=== Source passage ===
--- START ---

Open markushi opened 1 year ago
This seems like to be a breaking change. Currently, apps assume that users don't get persisted across application launches. Apps not calling setUser(null)
when no user is logged in when the app launches would now get a different behavior by the SDK. They would suddenly get the user from the previous app launch, for example, when the session expires for a banking app and the app doesn't unset the user when it's terminated.
@philipphofmann it's also fine to add a flag to enable/disable this behavior, I believe a minor is fine but we can do it in the next major as well if we all agree on that.
I think using a flag that will be disabled for now and can be enabled by default with the next major version makes sense as we are not blocking this from being developed and also not blocking the users who would like to use this already.
If adding the flag would be an unreasonable extra amount of work then I agree with the breaking change and the next major.
I need help understanding what a good use case for that feature is, justifying the effort of building it, and forcing users to unset the user explicitly. Is it so important to have user information for fixing specific bugs?
@philipphofmann If you open the app, init the SDK, and call captureException
manually or automatically, the user
is the default one with installationId
, the app didn't have time to call setUser
yet, maybe the user is logged out or something yet, expired.
If we persist the user
and retrieve it during SDK init, every exception will contain the last user
even if the app restarted, so the number of users affected by the X issue will be more accurate.
This is one of the use cases.
Ah, the main point for me here is that it messes up release health data, which is enough for adding the feature. Thanks for explaining, @marandaneto.
I wonder about the way we're counting users for release health purposes. What you're describing here counts the number of accounts, not users because a user (ie, device owner) might have multiple accounts. For instance, say I'm using a Reddit client app, and I have multiple handles. If the app experiences an issue right after log in, and I log in and out of multiple handles throughout the day, then the release health looks like an issue is affecting more people than it really is. Or I may have a personal and business bank account in an app, or mail client with multiple email accounts. Shouldn't we just use installation IDs for these situations instead of user accounts?
Customer-defined user data has precedence over installation ID, installation ID is just the fallback in case there's nothing there. As an SDK, we don't know if a person is using multiple accounts in the same app, yes. For example: The customer sets user A, triggering an error. Logs out The customer sets user B, triggering an error. There will be 2 users affected, but still the same device. If the customer doesn't set anything, and fallback to the installation ID, there will be 3 users affected.

--- END ---

=== Explore the material ===
[a] In the issue thread, why does persisting the user across app launches count as a breaking change?
[b] Write a continuation of the issue thread, beginning after its final sentence.
The material after this point comes from a different source than the issue thread.

(Page layout parsing data)

--- START ---

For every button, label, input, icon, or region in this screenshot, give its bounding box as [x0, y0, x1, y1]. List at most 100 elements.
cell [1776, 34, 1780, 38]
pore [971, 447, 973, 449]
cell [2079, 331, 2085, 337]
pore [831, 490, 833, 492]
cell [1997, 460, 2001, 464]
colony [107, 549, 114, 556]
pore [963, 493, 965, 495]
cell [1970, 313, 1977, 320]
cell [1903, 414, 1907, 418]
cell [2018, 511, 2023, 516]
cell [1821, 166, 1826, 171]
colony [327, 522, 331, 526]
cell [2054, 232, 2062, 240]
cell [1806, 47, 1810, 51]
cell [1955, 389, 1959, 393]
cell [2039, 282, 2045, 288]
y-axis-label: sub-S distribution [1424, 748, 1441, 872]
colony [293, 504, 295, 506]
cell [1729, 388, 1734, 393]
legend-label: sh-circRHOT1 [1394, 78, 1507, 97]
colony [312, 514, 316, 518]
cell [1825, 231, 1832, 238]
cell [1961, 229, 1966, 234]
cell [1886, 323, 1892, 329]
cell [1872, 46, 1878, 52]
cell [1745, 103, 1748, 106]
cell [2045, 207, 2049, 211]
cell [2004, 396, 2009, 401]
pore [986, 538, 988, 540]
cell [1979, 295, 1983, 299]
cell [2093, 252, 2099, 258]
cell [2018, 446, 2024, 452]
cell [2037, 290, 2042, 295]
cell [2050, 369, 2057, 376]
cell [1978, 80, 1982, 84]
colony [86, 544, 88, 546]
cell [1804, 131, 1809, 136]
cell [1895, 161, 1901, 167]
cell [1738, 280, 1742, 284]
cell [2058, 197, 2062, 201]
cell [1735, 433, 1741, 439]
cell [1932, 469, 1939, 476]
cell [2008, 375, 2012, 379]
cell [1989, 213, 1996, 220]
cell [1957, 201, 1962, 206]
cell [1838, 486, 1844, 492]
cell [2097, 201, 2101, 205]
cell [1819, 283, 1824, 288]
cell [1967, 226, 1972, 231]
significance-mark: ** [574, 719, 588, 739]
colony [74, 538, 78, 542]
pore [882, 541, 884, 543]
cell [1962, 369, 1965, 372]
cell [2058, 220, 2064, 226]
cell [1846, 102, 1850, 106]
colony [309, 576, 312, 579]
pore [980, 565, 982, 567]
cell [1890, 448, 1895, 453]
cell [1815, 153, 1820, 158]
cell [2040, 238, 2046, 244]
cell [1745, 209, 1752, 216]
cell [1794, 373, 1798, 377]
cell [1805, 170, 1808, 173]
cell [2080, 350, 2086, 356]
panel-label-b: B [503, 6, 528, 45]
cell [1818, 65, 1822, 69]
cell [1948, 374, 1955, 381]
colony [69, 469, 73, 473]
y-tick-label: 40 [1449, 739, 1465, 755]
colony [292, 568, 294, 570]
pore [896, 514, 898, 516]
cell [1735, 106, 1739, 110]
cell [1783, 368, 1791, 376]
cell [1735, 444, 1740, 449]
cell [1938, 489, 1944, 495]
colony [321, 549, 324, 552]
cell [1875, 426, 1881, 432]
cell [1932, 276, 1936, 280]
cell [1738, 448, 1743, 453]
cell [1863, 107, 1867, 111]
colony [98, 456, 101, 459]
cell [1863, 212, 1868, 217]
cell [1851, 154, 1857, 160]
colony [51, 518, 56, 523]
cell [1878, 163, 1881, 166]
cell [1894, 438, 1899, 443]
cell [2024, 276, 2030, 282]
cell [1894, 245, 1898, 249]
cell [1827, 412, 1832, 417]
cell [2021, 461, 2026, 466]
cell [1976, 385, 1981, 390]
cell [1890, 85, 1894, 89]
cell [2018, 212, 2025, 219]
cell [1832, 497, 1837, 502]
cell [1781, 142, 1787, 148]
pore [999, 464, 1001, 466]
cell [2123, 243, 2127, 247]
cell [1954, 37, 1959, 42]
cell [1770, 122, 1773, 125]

--- END ---

=== Task results ===
[a] Apps currently assume that users are not persisted across application launches. An app that doesn't call setUser(null) when no user is logged in at launch would suddenly get the user from the previous launch. One example is a banking app whose session has expired and which doesn't unset the user when it's terminated.

[b]
On the other hand, it could be a shared device where the 3 users are actually different people.
So the best we can do is what we already do, the ability to let them set a user, and fallback to something else (installation ID) if nothing is provided.
Also, how common is it to have multiple accounts within the same app? in some cases, most likely, but not the majority for sure.
There could be a mismatched number of affected users, but it's a matter of setting the user and unsettling the user whenever makes sense in their app.
Yes, I guess there are some use cases where devices really are shared between multiple people, especially publicly-shared devices like at kiosks. But those may also not always have knowledge of actual separate users.
Do we also report the number of devices affected? Like, "affecting X users across Y devices"?
AFAIK not really.
I'd like to put my emphatic +1 on this and provide my use case (which I imagine is similar to most others).
I think it's more rare that a user signs in every time the app is opened. But I agree backwards compatibility is important, and a flag would suffice.
We ran into an issue with this current behavior in that errors occurring early in our apps lifecycle were missing the user data. We persist the user id to disk, but we want to make sure Sentry is initialized as early as possible.
It would be ideal if Sentry could send the id along with the error once it has pulled the id from it's own storage - so that the consumer doesn't need to await initialization of their app based on crash reporting.
Better yet, it's handled on the backend (if the flag is set). I'm pretty sure that is how Amplitude does it. You only need to set the user property once (this is the same with MixPanel and Localytics client SDKs).
Right now
Sentry.setUser(user)
is not persisted over app starts. Thus any captured events which occur at the app start (but before.setUser()
is called) will result in an anonymous user.Ideally the user data can be persisted over app starts to better reflect the state of the app.